Locate each line of the material that contains "Создание", then return it.

+++

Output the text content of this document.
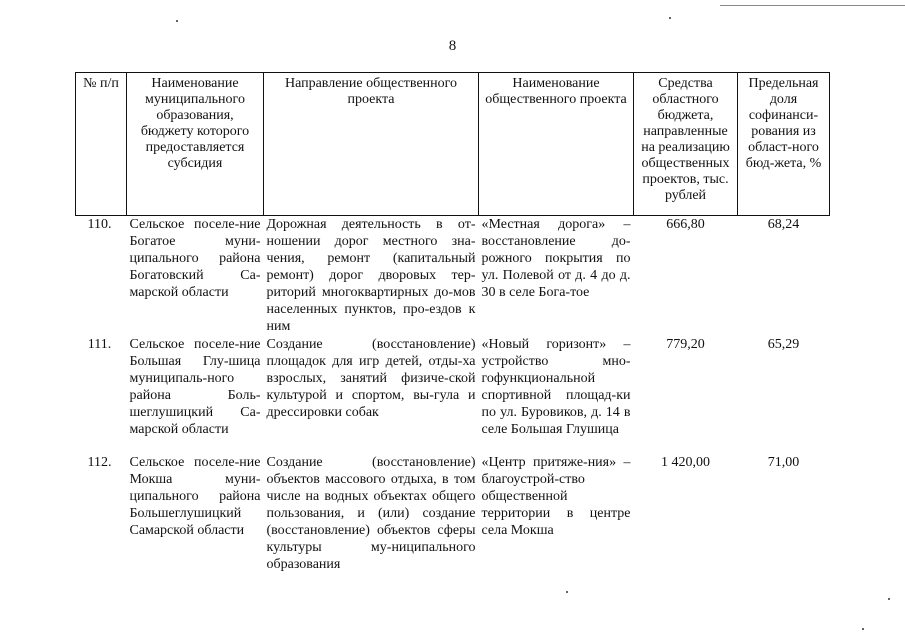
8
№ п/п	Наименование муниципального образования, бюджету которого предоставляется субсидия	Направление общественного проекта	Наименование общественного проекта	Средства областного бюджета, направленные на реализацию общественных проектов, тыс. рублей	Предельная доля софинанси-рования из област-ного бюд-жета, %
110.	Сельское поселе-ние Богатое муни-ципального района Богатовский Са-марской области	Дорожная деятельность в от-ношении дорог местного зна-чения, ремонт (капитальный ремонт) дорог дворовых тер-риторий многоквартирных до-мов населенных пунктов, про-ездов к ним	«Местная дорога» – восстановление до-рожного покрытия по ул. Полевой от д. 4 до д. 30 в селе Бога-тое	666,80	68,24
111.	Сельское поселе-ние Большая Глу-шица муниципаль-ного района Боль-шеглушицкий Са-марской области	Создание (восстановление) площадок для игр детей, отды-ха взрослых, занятий физиче-ской культурой и спортом, вы-гула и дрессировки собак	«Новый горизонт» – устройство мно-гофункциональной спортивной площад-ки по ул. Буровиков, д. 14 в селе Большая Глушица	779,20	65,29
112.	Сельское поселе-ние Мокша муни-ципального района Большеглушицкий Самарской области	Создание (восстановление) объектов массового отдыха, в том числе на водных объектах общего пользования, и (или) создание (восстановление) объектов сферы культуры му-ниципального образования	«Центр притяже-ния» – благоустрой-ство общественной территории в центре села Мокша	1 420,00	71,00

+++

▸ The answer:
111.	Сельское поселе-ние Большая Глу-шица муниципаль-ного района Боль-шеглушицкий Са-марской области	Создание (восстановление) площадок для игр детей, отды-ха взрослых, занятий физиче-ской культурой и спортом, вы-гула и дрессировки собак	«Новый горизонт» – устройство мно-гофункциональной спортивной площад-ки по ул. Буровиков, д. 14 в селе Большая Глушица	779,20	65,29
112.	Сельское поселе-ние Мокша муни-ципального района Большеглушицкий Самарской области	Создание (восстановление) объектов массового отдыха, в том числе на водных объектах общего пользования, и (или) создание (восстановление) объектов сферы культуры му-ниципального образования	«Центр притяже-ния» – благоустрой-ство общественной территории в центре села Мокша	1 420,00	71,00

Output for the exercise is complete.